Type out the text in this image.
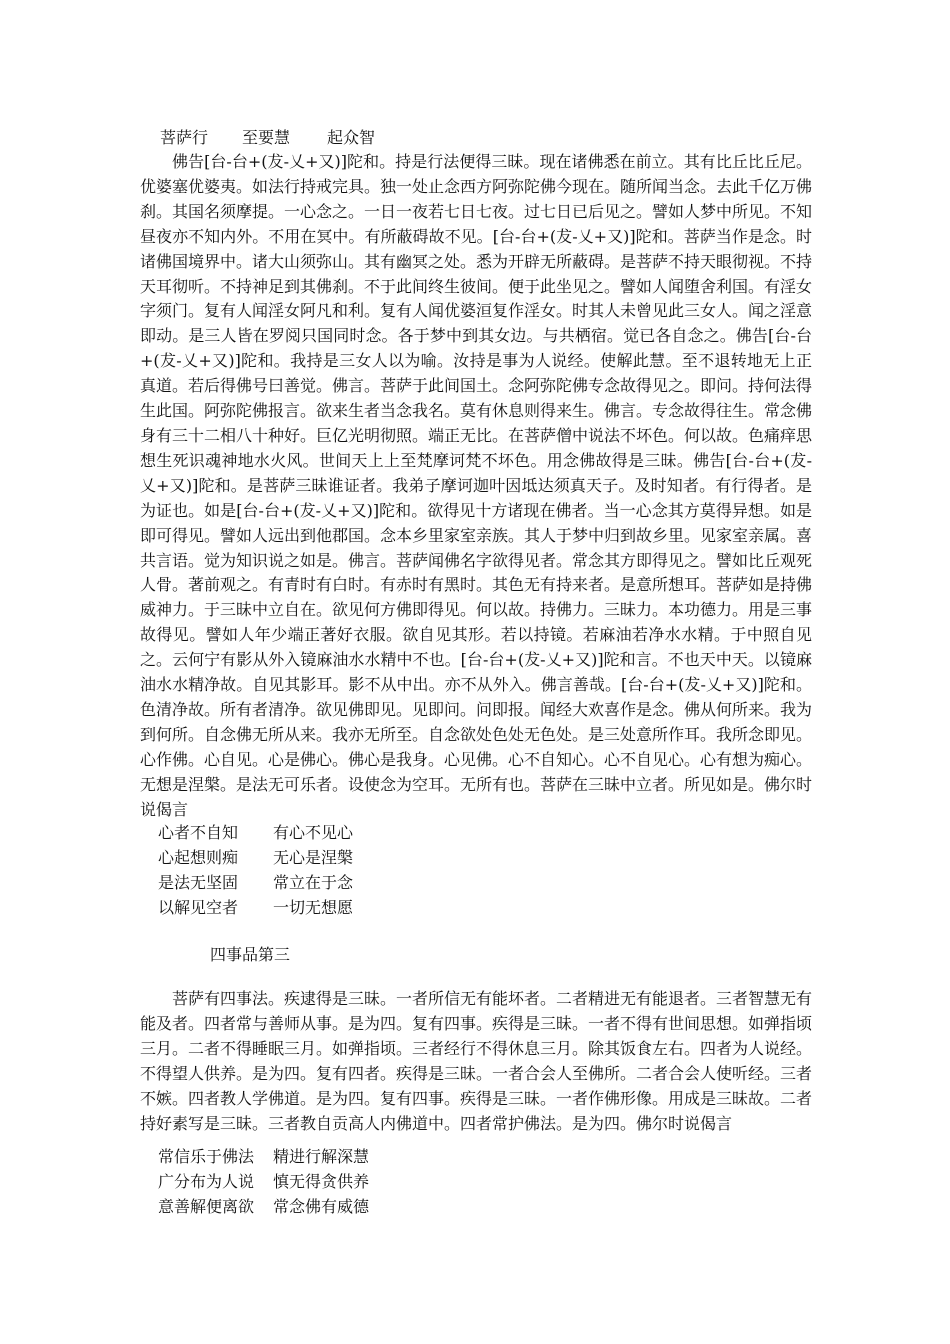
菩萨行 至要慧 起众智

佛告[台-台+(犮-乂+又)]陀和。持是行法便得三昧。现在诸佛悉在前立。其有比丘比丘尼。优婆塞优婆夷。如法行持戒完具。独一处止念西方阿弥陀佛今现在。随所闻当念。去此千亿万佛刹。其国名须摩提。一心念之。一日一夜若七日七夜。过七日已后见之。譬如人梦中所见。不知昼夜亦不知内外。不用在冥中。有所蔽碍故不见。[台-台+(犮-乂+又)]陀和。菩萨当作是念。时诸佛国境界中。诸大山须弥山。其有幽冥之处。悉为开辟无所蔽碍。是菩萨不持天眼彻视。不持天耳彻听。不持神足到其佛刹。不于此间终生彼间。便于此坐见之。譬如人闻堕舍利国。有淫女字须门。复有人闻淫女阿凡和利。复有人闻优婆洹复作淫女。时其人未曾见此三女人。闻之淫意即动。是三人皆在罗阅只国同时念。各于梦中到其女边。与共栖宿。觉已各自念之。佛告[台-台+(犮-乂+又)]陀和。我持是三女人以为喻。汝持是事为人说经。使解此慧。至不退转地无上正真道。若后得佛号曰善觉。佛言。菩萨于此间国土。念阿弥陀佛专念故得见之。即问。持何法得生此国。阿弥陀佛报言。欲来生者当念我名。莫有休息则得来生。佛言。专念故得往生。常念佛身有三十二相八十种好。巨亿光明彻照。端正无比。在菩萨僧中说法不坏色。何以故。色痛痒思想生死识魂神地水火风。世间天上上至梵摩诃梵不坏色。用念佛故得是三昧。佛告[台-台+(犮-乂+又)]陀和。是菩萨三昧谁证者。我弟子摩诃迦叶因坻达须真天子。及时知者。有行得者。是为证也。如是[台-台+(犮-乂+又)]陀和。欲得见十方诸现在佛者。当一心念其方莫得异想。如是即可得见。譬如人远出到他郡国。念本乡里家室亲族。其人于梦中归到故乡里。见家室亲属。喜共言语。觉为知识说之如是。佛言。菩萨闻佛名字欲得见者。常念其方即得见之。譬如比丘观死人骨。著前观之。有青时有白时。有赤时有黑时。其色无有持来者。是意所想耳。菩萨如是持佛威神力。于三昧中立自在。欲见何方佛即得见。何以故。持佛力。三昧力。本功德力。用是三事故得见。譬如人年少端正著好衣服。欲自见其形。若以持镜。若麻油若净水水精。于中照自见之。云何宁有影从外入镜麻油水水精中不也。[台-台+(犮-乂+又)]陀和言。不也天中天。以镜麻油水水精净故。自见其影耳。影不从中出。亦不从外入。佛言善哉。[台-台+(犮-乂+又)]陀和。色清净故。所有者清净。欲见佛即见。见即问。问即报。闻经大欢喜作是念。佛从何所来。我为到何所。自念佛无所从来。我亦无所至。自念欲处色处无色处。是三处意所作耳。我所念即见。心作佛。心自见。心是佛心。佛心是我身。心见佛。心不自知心。心不自见心。心有想为痴心。无想是涅槃。是法无可乐者。设使念为空耳。无所有也。菩萨在三昧中立者。所见如是。佛尔时说偈言

心者不自知 有心不见心
心起想则痴 无心是涅槃
是法无坚固 常立在于念
以解见空者 一切无想愿
四事品第三

菩萨有四事法。疾逮得是三昧。一者所信无有能坏者。二者精进无有能退者。三者智慧无有能及者。四者常与善师从事。是为四。复有四事。疾得是三昧。一者不得有世间思想。如弹指顷三月。二者不得睡眠三月。如弹指顷。三者经行不得休息三月。除其饭食左右。四者为人说经。不得望人供养。是为四。复有四者。疾得是三昧。一者合会人至佛所。二者合会人使听经。三者不嫉。四者教人学佛道。是为四。复有四事。疾得是三昧。一者作佛形像。用成是三昧故。二者持好素写是三昧。三者教自贡高人内佛道中。四者常护佛法。是为四。佛尔时说偈言

常信乐于佛法 精进行解深慧
广分布为人说 慎无得贪供养
意善解便离欲 常念佛有威德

• GIVEN INSTRUCTION
Omit the pictures. Output every record above word for word.

• CORRECT RESPONSE
Type out the text in this image.
菩萨行 至要慧 起众智

佛告[台-台+(犮-乂+又)]陀和。持是行法便得三昧。现在诸佛悉在前立。其有比丘比丘尼。优婆塞优婆夷。如法行持戒完具。独一处止念西方阿弥陀佛今现在。随所闻当念。去此千亿万佛刹。其国名须摩提。一心念之。一日一夜若七日七夜。过七日已后见之。譬如人梦中所见。不知昼夜亦不知内外。不用在冥中。有所蔽碍故不见。[台-台+(犮-乂+又)]陀和。菩萨当作是念。时诸佛国境界中。诸大山须弥山。其有幽冥之处。悉为开辟无所蔽碍。是菩萨不持天眼彻视。不持天耳彻听。不持神足到其佛刹。不于此间终生彼间。便于此坐见之。譬如人闻堕舍利国。有淫女字须门。复有人闻淫女阿凡和利。复有人闻优婆洹复作淫女。时其人未曾见此三女人。闻之淫意即动。是三人皆在罗阅只国同时念。各于梦中到其女边。与共栖宿。觉已各自念之。佛告[台-台+(犮-乂+又)]陀和。我持是三女人以为喻。汝持是事为人说经。使解此慧。至不退转地无上正真道。若后得佛号曰善觉。佛言。菩萨于此间国土。念阿弥陀佛专念故得见之。即问。持何法得生此国。阿弥陀佛报言。欲来生者当念我名。莫有休息则得来生。佛言。专念故得往生。常念佛身有三十二相八十种好。巨亿光明彻照。端正无比。在菩萨僧中说法不坏色。何以故。色痛痒思想生死识魂神地水火风。世间天上上至梵摩诃梵不坏色。用念佛故得是三昧。佛告[台-台+(犮-乂+又)]陀和。是菩萨三昧谁证者。我弟子摩诃迦叶因坻达须真天子。及时知者。有行得者。是为证也。如是[台-台+(犮-乂+又)]陀和。欲得见十方诸现在佛者。当一心念其方莫得异想。如是即可得见。譬如人远出到他郡国。念本乡里家室亲族。其人于梦中归到故乡里。见家室亲属。喜共言语。觉为知识说之如是。佛言。菩萨闻佛名字欲得见者。常念其方即得见之。譬如比丘观死人骨。著前观之。有青时有白时。有赤时有黑时。其色无有持来者。是意所想耳。菩萨如是持佛威神力。于三昧中立自在。欲见何方佛即得见。何以故。持佛力。三昧力。本功德力。用是三事故得见。譬如人年少端正著好衣服。欲自见其形。若以持镜。若麻油若净水水精。于中照自见之。云何宁有影从外入镜麻油水水精中不也。[台-台+(犮-乂+又)]陀和言。不也天中天。以镜麻油水水精净故。自见其影耳。影不从中出。亦不从外入。佛言善哉。[台-台+(犮-乂+又)]陀和。色清净故。所有者清净。欲见佛即见。见即问。问即报。闻经大欢喜作是念。佛从何所来。我为到何所。自念佛无所从来。我亦无所至。自念欲处色处无色处。是三处意所作耳。我所念即见。心作佛。心自见。心是佛心。佛心是我身。心见佛。心不自知心。心不自见心。心有想为痴心。无想是涅槃。是法无可乐者。设使念为空耳。无所有也。菩萨在三昧中立者。所见如是。佛尔时说偈言

心者不自知 有心不见心
心起想则痴 无心是涅槃
是法无坚固 常立在于念
以解见空者 一切无想愿
四事品第三

菩萨有四事法。疾逮得是三昧。一者所信无有能坏者。二者精进无有能退者。三者智慧无有能及者。四者常与善师从事。是为四。复有四事。疾得是三昧。一者不得有世间思想。如弹指顷三月。二者不得睡眠三月。如弹指顷。三者经行不得休息三月。除其饭食左右。四者为人说经。不得望人供养。是为四。复有四者。疾得是三昧。一者合会人至佛所。二者合会人使听经。三者不嫉。四者教人学佛道。是为四。复有四事。疾得是三昧。一者作佛形像。用成是三昧故。二者持好素写是三昧。三者教自贡高人内佛道中。四者常护佛法。是为四。佛尔时说偈言

常信乐于佛法 精进行解深慧
广分布为人说 慎无得贪供养
意善解便离欲 常念佛有威德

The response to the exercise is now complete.